Stored items from a collection
* Begin *
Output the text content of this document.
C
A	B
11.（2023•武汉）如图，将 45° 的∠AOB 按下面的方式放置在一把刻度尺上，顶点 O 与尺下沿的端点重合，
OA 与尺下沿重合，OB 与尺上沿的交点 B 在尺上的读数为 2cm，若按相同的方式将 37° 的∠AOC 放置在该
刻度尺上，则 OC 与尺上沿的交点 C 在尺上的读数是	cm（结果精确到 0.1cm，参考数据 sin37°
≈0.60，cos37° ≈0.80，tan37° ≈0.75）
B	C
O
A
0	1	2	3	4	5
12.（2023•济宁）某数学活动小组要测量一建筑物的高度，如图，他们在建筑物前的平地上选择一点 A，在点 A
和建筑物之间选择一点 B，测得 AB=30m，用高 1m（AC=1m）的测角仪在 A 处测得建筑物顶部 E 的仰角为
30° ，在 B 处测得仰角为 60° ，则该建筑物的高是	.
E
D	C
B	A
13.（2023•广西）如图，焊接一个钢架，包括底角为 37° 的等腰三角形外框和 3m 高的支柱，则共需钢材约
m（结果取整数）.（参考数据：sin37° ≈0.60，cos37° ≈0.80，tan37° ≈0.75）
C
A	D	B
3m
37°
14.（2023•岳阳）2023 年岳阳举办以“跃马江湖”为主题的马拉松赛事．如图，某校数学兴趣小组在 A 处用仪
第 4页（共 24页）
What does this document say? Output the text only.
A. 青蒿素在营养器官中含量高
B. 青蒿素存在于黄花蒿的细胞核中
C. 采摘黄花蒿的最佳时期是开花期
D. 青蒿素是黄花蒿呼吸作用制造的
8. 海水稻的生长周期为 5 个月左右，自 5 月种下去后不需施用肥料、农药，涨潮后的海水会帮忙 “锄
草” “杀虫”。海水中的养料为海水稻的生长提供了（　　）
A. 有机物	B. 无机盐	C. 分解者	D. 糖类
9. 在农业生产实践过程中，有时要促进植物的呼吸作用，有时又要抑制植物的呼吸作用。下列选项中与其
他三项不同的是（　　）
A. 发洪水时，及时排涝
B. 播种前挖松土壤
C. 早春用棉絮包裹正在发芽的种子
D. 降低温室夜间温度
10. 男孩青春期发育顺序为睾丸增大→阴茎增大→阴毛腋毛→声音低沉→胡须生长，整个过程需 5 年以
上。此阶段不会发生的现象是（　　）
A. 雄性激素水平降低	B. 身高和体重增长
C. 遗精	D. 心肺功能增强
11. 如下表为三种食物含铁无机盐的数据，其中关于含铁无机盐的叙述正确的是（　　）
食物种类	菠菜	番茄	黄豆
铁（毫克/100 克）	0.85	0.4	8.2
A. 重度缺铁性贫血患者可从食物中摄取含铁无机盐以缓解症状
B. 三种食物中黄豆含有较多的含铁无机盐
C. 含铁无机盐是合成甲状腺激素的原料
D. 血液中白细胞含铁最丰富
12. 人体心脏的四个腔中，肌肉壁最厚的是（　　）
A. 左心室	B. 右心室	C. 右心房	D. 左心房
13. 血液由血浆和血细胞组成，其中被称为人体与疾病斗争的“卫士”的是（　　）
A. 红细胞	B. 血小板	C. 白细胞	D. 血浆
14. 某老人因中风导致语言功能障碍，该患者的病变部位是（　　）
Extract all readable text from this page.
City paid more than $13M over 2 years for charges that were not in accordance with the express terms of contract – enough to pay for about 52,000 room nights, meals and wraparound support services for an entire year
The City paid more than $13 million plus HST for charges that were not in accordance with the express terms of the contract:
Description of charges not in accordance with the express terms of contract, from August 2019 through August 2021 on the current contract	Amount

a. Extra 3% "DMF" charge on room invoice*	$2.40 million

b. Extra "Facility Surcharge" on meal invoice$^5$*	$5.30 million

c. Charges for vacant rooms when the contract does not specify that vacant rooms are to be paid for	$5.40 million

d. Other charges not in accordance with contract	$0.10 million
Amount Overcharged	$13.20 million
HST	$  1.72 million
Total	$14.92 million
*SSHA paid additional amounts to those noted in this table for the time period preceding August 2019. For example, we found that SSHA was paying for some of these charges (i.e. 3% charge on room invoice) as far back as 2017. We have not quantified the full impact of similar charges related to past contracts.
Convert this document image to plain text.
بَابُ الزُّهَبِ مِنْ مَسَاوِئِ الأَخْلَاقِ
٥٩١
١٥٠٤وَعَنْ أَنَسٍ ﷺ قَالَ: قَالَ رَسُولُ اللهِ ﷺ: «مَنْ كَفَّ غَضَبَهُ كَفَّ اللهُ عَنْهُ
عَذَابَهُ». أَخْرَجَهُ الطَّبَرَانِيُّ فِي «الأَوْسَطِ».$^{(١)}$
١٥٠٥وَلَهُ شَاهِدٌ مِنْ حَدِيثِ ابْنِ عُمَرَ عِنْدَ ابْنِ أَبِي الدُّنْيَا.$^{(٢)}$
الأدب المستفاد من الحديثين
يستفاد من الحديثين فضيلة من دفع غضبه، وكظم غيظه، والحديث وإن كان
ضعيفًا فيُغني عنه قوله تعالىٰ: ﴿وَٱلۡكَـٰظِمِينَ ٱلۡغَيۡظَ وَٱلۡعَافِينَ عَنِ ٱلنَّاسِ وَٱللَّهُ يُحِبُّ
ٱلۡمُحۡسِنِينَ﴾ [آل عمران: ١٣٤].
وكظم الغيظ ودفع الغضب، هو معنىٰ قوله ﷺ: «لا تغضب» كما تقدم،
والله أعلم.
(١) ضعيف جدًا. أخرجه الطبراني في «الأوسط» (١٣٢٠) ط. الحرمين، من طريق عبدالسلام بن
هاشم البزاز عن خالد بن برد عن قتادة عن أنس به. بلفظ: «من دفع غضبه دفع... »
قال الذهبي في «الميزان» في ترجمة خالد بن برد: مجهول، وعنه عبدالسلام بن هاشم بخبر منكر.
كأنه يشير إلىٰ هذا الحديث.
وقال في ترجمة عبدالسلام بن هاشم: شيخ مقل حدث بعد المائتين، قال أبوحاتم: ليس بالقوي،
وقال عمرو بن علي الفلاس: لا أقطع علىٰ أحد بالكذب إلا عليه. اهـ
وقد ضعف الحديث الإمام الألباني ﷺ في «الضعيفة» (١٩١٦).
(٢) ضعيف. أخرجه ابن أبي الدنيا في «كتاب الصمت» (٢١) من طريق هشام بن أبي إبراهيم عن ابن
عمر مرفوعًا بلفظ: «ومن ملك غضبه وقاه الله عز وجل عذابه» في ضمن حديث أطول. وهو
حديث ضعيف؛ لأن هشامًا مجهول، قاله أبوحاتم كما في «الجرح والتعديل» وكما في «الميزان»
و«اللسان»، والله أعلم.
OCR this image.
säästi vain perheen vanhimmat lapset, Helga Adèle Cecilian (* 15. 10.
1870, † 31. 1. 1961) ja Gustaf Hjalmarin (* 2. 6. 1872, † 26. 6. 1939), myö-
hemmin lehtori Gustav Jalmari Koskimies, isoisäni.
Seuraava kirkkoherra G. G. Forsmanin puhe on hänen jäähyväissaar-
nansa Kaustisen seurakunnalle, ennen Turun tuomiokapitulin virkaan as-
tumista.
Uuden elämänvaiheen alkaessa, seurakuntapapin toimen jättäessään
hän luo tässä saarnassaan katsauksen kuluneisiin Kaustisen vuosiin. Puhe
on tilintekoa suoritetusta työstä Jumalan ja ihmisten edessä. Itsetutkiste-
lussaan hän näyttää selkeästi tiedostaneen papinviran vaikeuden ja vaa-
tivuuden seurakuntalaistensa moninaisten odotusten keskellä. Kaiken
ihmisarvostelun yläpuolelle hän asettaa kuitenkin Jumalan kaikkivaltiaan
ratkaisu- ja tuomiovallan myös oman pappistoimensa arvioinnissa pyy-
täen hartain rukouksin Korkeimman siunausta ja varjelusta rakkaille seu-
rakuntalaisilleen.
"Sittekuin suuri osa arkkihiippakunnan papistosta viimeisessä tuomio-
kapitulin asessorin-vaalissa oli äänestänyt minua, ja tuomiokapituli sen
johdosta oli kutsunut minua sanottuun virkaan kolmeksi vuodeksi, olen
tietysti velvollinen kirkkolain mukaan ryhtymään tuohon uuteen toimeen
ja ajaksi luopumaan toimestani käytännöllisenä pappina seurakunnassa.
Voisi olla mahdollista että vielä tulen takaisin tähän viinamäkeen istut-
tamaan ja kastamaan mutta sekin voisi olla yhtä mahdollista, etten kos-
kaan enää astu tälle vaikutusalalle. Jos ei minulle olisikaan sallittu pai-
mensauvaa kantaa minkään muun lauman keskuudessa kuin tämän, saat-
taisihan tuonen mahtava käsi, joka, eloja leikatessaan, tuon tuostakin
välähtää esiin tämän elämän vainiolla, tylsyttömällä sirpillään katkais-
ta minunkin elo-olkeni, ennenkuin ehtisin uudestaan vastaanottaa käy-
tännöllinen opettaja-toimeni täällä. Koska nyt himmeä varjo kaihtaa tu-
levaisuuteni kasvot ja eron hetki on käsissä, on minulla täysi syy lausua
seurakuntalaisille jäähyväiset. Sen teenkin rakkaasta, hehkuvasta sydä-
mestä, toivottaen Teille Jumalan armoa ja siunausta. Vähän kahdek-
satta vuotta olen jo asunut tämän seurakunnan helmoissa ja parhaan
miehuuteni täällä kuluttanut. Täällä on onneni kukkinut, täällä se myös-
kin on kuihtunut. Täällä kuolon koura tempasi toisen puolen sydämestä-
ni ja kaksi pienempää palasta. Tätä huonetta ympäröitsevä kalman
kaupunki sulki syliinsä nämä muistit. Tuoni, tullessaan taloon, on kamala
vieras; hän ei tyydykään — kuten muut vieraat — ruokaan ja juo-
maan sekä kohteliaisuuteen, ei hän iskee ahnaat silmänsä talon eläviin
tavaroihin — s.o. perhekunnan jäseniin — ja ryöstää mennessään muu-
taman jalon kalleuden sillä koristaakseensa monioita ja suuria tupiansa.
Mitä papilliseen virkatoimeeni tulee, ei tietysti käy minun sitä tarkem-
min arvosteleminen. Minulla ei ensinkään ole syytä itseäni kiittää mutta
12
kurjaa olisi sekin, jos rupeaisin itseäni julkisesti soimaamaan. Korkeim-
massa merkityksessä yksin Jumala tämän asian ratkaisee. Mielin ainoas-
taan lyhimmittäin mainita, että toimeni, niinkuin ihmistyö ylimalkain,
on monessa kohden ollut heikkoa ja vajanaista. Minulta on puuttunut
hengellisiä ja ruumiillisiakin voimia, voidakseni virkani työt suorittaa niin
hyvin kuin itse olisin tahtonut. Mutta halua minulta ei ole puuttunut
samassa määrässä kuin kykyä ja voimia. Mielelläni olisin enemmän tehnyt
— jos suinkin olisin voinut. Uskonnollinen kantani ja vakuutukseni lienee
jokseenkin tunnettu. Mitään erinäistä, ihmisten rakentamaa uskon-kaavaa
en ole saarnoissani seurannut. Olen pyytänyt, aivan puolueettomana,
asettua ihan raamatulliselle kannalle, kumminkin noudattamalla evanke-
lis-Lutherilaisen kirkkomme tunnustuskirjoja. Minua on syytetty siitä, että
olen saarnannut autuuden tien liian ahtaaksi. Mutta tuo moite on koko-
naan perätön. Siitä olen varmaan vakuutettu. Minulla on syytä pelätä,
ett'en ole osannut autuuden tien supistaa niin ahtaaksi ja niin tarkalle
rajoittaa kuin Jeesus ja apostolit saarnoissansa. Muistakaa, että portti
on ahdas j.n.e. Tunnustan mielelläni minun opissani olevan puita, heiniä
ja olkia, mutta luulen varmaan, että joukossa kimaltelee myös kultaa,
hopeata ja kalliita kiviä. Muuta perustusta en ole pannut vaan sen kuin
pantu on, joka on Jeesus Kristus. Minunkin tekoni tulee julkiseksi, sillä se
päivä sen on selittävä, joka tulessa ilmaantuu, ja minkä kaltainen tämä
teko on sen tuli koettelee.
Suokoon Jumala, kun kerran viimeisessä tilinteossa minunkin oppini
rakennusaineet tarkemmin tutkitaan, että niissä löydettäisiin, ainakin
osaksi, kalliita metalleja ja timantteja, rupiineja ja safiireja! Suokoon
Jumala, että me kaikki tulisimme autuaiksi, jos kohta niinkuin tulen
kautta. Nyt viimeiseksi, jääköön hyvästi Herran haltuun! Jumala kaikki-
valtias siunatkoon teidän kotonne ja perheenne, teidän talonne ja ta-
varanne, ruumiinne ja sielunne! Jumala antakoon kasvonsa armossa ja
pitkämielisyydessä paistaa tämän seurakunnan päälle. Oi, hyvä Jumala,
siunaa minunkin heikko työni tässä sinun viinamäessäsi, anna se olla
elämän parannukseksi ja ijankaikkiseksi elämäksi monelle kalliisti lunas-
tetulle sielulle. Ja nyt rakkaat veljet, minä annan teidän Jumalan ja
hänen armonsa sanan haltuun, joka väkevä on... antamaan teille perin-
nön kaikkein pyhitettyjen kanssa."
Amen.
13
* End *
What to work on. Your answer should be a single number: the count of lines that contain "mahdollista".

Exercise result. 2